### Objective
State how many lines of the entries below hold the word "Gleba"; reply with nothing but the number.

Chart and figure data

_ _ _ _ _

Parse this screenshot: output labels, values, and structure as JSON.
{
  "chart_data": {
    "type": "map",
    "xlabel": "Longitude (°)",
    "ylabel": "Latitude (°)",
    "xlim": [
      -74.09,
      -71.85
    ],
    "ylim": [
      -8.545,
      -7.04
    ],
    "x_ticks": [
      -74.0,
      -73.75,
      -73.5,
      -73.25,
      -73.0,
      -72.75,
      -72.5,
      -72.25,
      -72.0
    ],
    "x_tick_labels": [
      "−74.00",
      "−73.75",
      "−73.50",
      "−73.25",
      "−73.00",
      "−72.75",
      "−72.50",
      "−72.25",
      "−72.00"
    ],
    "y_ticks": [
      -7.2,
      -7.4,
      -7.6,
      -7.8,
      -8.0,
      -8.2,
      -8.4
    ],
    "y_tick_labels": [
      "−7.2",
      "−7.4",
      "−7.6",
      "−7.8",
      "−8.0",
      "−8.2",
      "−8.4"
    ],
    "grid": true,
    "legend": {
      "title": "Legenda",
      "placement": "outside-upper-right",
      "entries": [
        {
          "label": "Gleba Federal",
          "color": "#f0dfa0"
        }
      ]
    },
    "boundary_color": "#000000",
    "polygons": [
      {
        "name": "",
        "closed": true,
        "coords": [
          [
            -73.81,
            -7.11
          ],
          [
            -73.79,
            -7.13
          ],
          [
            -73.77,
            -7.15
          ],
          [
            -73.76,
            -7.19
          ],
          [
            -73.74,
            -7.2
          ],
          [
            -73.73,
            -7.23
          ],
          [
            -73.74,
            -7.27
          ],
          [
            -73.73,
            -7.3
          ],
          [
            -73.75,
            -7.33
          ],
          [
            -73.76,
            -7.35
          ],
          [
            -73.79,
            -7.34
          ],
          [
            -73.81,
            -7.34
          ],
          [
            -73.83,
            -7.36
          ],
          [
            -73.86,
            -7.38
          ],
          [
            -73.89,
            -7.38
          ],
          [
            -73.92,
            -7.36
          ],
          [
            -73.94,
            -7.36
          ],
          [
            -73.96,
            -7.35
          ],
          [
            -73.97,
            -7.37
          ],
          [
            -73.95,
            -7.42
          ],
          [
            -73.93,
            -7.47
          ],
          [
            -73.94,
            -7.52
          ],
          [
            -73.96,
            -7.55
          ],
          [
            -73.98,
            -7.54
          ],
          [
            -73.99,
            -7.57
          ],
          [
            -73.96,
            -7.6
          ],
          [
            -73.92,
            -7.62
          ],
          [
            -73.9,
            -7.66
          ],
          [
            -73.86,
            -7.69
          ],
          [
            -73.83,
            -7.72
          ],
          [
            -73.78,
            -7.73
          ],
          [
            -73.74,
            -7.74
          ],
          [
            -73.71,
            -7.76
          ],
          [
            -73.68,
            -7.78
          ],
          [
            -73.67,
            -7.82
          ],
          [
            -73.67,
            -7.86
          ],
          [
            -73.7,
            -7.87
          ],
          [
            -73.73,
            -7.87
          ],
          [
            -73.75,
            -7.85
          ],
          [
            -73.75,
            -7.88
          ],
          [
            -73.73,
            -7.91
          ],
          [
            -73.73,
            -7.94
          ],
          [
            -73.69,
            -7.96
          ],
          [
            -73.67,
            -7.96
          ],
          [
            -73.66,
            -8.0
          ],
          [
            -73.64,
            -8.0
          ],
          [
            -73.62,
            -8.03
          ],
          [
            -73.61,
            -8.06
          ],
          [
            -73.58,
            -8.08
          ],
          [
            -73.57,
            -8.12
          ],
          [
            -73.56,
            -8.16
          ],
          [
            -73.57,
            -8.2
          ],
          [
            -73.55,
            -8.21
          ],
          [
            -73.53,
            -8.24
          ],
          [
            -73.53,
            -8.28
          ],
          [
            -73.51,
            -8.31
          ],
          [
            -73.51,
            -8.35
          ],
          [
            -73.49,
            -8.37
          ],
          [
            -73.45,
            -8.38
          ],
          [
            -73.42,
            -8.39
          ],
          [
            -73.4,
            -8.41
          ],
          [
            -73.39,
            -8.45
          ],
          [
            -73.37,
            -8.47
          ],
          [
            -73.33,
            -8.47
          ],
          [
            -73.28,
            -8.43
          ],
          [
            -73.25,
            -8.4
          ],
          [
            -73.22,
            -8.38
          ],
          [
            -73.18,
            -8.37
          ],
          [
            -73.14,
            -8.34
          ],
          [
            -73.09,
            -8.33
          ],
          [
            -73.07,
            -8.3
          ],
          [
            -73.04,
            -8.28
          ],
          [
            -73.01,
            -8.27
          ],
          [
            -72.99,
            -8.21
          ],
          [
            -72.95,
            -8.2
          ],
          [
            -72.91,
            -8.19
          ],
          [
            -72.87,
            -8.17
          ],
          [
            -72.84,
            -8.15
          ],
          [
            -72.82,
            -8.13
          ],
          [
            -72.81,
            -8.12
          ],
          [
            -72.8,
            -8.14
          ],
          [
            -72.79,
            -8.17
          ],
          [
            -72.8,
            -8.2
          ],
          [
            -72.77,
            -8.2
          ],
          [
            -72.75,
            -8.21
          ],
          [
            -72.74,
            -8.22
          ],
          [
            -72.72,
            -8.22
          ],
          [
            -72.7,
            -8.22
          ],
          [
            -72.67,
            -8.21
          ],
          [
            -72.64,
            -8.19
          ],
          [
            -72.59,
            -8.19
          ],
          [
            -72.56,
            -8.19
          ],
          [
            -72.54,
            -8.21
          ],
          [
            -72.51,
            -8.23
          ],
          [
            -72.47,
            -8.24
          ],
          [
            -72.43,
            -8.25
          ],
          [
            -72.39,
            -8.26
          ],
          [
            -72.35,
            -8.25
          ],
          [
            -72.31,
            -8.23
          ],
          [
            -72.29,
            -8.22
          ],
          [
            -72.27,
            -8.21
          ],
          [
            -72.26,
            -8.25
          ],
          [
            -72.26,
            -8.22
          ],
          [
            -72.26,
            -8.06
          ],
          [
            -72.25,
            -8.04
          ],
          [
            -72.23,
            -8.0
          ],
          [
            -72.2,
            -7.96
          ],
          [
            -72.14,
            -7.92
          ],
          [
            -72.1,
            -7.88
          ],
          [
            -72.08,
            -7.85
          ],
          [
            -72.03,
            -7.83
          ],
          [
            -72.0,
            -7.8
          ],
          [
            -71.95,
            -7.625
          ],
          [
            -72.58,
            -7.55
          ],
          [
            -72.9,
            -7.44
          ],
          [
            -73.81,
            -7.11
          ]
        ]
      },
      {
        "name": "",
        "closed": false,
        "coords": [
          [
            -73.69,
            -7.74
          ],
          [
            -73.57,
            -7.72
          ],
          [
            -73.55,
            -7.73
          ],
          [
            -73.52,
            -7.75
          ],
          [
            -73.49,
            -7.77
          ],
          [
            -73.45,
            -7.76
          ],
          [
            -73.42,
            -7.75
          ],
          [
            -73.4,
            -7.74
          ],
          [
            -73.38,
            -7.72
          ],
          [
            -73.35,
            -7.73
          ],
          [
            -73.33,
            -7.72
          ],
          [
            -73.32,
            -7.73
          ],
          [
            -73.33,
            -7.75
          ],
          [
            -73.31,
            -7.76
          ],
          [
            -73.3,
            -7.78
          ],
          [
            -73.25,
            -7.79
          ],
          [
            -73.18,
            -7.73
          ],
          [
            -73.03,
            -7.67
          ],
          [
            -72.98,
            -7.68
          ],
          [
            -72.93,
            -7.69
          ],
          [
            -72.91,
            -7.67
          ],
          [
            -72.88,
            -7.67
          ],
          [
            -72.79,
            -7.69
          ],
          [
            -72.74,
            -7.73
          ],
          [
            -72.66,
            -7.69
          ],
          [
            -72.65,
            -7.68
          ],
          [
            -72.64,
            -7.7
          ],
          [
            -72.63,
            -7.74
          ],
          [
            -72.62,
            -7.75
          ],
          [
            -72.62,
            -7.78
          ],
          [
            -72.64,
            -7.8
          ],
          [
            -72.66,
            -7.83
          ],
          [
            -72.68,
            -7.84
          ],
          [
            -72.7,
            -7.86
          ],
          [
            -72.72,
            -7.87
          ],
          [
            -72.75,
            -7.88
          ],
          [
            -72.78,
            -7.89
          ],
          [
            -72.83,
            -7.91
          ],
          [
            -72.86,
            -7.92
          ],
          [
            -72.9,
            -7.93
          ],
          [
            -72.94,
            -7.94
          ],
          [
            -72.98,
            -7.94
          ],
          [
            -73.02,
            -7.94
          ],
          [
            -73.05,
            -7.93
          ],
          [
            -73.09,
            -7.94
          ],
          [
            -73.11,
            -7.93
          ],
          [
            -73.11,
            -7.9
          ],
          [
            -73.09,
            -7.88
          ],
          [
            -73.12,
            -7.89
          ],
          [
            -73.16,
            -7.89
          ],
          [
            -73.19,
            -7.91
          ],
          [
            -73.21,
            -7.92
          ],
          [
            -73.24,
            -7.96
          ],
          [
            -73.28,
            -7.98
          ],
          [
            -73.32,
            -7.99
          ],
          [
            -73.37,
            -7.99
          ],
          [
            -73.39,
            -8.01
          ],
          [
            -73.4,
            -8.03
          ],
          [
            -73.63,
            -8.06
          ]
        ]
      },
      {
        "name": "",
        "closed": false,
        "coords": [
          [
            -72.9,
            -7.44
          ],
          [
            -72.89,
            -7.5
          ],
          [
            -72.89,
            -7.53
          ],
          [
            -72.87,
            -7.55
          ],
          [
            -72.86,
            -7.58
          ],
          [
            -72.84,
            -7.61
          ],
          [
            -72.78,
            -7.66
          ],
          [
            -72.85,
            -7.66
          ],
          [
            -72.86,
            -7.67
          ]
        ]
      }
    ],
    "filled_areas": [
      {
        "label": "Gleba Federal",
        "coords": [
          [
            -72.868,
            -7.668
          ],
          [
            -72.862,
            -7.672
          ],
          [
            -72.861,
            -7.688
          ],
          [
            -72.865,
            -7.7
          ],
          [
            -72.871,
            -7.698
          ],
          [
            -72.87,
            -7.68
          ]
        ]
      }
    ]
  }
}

_ _ _ _ _

### Reply to the task
2